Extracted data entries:
***

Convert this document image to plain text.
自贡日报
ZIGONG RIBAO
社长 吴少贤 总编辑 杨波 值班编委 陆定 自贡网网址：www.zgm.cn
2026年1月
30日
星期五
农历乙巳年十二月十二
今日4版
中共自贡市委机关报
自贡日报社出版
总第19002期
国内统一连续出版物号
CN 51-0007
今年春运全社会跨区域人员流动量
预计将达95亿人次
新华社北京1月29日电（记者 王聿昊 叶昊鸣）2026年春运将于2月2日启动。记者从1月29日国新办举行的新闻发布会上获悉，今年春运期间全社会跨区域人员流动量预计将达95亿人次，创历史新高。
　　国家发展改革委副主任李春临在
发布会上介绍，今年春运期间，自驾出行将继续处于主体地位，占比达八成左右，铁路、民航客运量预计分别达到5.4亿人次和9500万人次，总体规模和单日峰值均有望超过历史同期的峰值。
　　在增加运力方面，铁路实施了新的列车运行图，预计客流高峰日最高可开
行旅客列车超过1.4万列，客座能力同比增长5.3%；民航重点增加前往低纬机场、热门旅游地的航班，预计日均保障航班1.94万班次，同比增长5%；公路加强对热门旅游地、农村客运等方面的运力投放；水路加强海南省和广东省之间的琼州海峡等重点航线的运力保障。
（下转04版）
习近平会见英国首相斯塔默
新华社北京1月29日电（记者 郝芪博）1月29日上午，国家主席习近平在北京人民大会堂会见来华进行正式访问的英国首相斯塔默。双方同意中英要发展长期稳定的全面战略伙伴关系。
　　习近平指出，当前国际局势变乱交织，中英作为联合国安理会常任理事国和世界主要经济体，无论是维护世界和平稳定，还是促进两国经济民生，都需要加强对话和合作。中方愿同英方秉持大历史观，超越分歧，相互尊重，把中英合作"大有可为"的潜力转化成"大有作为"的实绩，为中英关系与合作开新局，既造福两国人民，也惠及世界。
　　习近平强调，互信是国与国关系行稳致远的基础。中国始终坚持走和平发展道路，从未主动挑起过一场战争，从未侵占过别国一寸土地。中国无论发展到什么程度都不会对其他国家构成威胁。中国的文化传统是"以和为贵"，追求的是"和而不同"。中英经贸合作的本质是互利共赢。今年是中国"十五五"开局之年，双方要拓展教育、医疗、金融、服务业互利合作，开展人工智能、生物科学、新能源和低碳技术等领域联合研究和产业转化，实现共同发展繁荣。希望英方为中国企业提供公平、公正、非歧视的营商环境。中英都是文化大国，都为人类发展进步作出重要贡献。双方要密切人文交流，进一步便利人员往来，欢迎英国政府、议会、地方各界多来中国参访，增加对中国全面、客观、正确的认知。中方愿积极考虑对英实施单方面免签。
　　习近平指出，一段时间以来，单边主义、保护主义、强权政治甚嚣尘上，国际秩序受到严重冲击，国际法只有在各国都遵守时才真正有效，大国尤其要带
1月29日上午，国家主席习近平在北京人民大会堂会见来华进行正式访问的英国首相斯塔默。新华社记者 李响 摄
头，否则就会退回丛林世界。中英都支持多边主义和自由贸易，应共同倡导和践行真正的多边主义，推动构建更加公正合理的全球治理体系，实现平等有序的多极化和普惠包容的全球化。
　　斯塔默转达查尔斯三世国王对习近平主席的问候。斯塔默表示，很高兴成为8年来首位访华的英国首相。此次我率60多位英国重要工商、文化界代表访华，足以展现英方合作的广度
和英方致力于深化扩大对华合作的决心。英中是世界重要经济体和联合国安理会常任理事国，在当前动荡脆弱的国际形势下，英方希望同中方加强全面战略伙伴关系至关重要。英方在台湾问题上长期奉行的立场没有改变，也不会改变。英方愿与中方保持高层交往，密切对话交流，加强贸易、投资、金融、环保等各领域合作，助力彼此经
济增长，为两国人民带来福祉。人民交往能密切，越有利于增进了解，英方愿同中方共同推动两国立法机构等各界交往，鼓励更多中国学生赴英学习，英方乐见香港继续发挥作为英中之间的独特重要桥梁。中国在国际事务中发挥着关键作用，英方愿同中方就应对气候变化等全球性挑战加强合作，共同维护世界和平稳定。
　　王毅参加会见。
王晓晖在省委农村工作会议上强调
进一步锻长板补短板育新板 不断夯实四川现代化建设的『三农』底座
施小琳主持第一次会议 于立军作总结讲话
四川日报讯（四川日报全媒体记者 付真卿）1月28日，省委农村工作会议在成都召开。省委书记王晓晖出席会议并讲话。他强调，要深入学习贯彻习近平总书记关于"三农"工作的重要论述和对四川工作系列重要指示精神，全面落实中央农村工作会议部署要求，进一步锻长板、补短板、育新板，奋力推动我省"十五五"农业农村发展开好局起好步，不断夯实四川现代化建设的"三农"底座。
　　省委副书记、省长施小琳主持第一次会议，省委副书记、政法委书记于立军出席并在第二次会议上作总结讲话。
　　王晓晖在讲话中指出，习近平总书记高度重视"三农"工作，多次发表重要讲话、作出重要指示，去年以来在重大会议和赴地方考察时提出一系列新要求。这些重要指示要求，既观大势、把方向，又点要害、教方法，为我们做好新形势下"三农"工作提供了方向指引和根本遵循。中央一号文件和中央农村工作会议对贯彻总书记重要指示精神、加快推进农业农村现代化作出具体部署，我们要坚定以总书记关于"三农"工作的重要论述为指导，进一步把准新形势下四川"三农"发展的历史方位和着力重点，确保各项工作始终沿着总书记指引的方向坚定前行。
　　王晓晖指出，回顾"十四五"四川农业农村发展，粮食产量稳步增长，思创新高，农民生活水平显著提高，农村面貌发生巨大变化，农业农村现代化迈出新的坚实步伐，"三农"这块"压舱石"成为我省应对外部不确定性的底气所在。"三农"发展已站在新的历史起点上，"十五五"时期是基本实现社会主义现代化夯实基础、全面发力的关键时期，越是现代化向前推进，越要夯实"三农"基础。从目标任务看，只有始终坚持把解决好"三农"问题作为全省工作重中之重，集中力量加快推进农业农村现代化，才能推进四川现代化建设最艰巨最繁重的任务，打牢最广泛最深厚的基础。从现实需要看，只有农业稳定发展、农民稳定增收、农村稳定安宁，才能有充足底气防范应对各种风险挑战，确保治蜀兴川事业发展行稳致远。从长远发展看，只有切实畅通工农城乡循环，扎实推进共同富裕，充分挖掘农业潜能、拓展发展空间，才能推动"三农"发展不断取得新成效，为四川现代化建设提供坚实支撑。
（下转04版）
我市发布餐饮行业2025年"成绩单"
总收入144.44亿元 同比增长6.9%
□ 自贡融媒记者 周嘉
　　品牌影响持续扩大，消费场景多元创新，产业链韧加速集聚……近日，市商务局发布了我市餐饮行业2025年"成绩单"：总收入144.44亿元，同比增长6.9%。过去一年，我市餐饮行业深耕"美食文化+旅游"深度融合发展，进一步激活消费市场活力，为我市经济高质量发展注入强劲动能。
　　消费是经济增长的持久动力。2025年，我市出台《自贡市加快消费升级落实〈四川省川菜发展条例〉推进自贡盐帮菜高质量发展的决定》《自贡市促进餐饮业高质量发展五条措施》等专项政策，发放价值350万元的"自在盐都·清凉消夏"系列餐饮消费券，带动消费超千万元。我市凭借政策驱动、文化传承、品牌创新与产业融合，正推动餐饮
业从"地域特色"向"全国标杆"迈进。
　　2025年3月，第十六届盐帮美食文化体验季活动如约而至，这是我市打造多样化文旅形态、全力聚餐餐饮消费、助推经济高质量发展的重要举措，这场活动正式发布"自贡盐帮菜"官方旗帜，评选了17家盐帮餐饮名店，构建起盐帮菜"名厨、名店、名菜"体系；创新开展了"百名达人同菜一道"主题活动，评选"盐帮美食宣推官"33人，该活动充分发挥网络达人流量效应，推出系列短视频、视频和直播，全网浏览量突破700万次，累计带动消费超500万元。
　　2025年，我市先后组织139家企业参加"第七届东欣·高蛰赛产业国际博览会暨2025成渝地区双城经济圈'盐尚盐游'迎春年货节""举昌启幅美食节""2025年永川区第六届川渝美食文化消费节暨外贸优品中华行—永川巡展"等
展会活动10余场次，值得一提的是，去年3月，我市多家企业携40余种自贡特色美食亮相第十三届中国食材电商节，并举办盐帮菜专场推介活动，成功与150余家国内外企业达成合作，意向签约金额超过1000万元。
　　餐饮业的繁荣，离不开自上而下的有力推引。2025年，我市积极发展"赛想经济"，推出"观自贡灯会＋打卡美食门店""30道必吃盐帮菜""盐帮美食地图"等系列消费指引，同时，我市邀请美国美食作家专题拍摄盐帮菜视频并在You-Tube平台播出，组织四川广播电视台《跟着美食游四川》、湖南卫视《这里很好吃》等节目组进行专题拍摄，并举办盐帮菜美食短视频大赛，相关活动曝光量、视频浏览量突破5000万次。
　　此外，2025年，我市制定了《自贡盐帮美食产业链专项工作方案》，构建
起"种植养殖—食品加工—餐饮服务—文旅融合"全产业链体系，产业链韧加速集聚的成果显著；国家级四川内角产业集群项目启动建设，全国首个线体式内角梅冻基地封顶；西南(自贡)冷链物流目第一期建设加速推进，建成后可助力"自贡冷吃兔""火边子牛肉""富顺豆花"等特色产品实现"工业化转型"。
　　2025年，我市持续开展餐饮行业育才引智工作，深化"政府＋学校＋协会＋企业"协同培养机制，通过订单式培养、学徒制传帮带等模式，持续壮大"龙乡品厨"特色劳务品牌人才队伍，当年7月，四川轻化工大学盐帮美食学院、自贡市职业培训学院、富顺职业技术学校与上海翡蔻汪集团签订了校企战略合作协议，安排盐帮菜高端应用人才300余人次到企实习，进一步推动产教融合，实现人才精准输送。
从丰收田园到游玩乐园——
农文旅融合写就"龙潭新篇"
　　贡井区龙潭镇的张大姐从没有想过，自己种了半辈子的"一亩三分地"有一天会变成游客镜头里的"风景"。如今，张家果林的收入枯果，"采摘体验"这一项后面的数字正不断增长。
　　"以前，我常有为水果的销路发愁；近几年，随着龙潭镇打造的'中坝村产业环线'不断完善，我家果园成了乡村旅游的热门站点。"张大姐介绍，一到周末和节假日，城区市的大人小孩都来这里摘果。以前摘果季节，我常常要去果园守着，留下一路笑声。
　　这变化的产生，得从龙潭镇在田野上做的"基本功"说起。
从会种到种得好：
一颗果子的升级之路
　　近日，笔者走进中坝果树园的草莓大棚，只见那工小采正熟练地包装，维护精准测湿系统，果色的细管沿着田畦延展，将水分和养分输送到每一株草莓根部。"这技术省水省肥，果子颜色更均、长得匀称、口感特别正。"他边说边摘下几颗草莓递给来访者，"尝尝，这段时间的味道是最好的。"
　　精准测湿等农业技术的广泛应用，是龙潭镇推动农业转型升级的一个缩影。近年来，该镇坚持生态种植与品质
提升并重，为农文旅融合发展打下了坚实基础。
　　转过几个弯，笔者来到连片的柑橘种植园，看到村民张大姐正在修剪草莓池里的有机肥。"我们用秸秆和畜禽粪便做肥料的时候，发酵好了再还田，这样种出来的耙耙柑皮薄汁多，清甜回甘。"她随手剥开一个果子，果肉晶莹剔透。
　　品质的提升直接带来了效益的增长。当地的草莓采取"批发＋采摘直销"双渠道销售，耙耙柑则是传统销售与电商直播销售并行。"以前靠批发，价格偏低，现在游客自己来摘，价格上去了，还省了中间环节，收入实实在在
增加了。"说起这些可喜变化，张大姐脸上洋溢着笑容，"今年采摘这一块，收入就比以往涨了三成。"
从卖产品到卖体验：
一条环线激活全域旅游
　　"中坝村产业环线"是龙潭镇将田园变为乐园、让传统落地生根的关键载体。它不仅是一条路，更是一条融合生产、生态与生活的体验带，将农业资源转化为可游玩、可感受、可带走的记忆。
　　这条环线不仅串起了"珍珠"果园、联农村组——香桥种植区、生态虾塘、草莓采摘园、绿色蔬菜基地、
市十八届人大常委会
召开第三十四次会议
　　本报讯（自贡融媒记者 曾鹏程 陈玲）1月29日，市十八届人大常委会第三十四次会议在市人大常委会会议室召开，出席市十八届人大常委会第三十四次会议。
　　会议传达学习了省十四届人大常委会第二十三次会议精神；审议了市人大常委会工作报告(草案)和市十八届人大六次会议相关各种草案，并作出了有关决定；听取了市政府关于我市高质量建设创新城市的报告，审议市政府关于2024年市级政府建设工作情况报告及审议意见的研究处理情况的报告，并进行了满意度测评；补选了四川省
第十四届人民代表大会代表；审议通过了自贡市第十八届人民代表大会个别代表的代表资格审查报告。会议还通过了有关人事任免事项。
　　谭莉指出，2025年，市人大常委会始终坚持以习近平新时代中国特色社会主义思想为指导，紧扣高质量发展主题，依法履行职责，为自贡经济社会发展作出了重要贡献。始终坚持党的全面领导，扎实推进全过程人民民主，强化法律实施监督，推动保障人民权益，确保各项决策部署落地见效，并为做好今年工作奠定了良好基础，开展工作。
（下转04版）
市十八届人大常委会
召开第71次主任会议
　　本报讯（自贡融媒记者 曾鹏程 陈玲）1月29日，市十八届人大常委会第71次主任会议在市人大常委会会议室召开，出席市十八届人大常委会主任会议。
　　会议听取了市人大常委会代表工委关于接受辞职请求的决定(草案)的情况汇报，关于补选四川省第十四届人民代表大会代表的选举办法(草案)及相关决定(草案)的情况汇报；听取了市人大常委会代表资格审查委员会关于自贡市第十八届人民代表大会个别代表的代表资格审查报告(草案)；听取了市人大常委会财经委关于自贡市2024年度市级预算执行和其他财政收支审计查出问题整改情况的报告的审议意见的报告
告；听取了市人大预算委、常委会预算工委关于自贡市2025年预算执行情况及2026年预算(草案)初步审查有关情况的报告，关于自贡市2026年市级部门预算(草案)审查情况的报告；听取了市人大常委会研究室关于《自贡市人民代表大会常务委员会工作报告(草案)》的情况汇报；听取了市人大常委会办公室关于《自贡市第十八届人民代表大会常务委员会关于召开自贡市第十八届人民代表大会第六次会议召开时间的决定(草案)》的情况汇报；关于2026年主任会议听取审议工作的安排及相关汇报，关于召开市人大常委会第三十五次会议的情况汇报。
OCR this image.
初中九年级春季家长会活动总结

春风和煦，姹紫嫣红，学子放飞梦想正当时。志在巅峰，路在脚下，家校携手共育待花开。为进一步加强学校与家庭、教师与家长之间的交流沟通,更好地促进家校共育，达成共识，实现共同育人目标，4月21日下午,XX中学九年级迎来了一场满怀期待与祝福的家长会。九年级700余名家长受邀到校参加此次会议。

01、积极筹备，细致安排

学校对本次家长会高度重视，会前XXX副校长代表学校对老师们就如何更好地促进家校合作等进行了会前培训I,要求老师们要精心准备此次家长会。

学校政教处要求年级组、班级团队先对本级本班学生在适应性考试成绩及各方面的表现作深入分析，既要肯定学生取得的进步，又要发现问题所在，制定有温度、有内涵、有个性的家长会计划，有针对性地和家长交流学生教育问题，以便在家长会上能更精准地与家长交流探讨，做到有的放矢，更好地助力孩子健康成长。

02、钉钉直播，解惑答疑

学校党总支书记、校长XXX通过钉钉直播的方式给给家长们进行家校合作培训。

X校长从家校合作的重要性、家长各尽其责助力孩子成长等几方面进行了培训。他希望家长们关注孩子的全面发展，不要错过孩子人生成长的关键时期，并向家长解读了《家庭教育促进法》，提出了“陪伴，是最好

***

## TO DO
Quote exactly and only the lines from the one holding "OCR this image." through the end of the data.

## REPLY TO THE TASK
OCR this image.
初中九年级春季家长会活动总结

春风和煦，姹紫嫣红，学子放飞梦想正当时。志在巅峰，路在脚下，家校携手共育待花开。为进一步加强学校与家庭、教师与家长之间的交流沟通,更好地促进家校共育，达成共识，实现共同育人目标，4月21日下午,XX中学九年级迎来了一场满怀期待与祝福的家长会。九年级700余名家长受邀到校参加此次会议。

01、积极筹备，细致安排

学校对本次家长会高度重视，会前XXX副校长代表学校对老师们就如何更好地促进家校合作等进行了会前培训I,要求老师们要精心准备此次家长会。

学校政教处要求年级组、班级团队先对本级本班学生在适应性考试成绩及各方面的表现作深入分析，既要肯定学生取得的进步，又要发现问题所在，制定有温度、有内涵、有个性的家长会计划，有针对性地和家长交流学生教育问题，以便在家长会上能更精准地与家长交流探讨，做到有的放矢，更好地助力孩子健康成长。

02、钉钉直播，解惑答疑

学校党总支书记、校长XXX通过钉钉直播的方式给给家长们进行家校合作培训。

X校长从家校合作的重要性、家长各尽其责助力孩子成长等几方面进行了培训。他希望家长们关注孩子的全面发展，不要错过孩子人生成长的关键时期，并向家长解读了《家庭教育促进法》，提出了“陪伴，是最好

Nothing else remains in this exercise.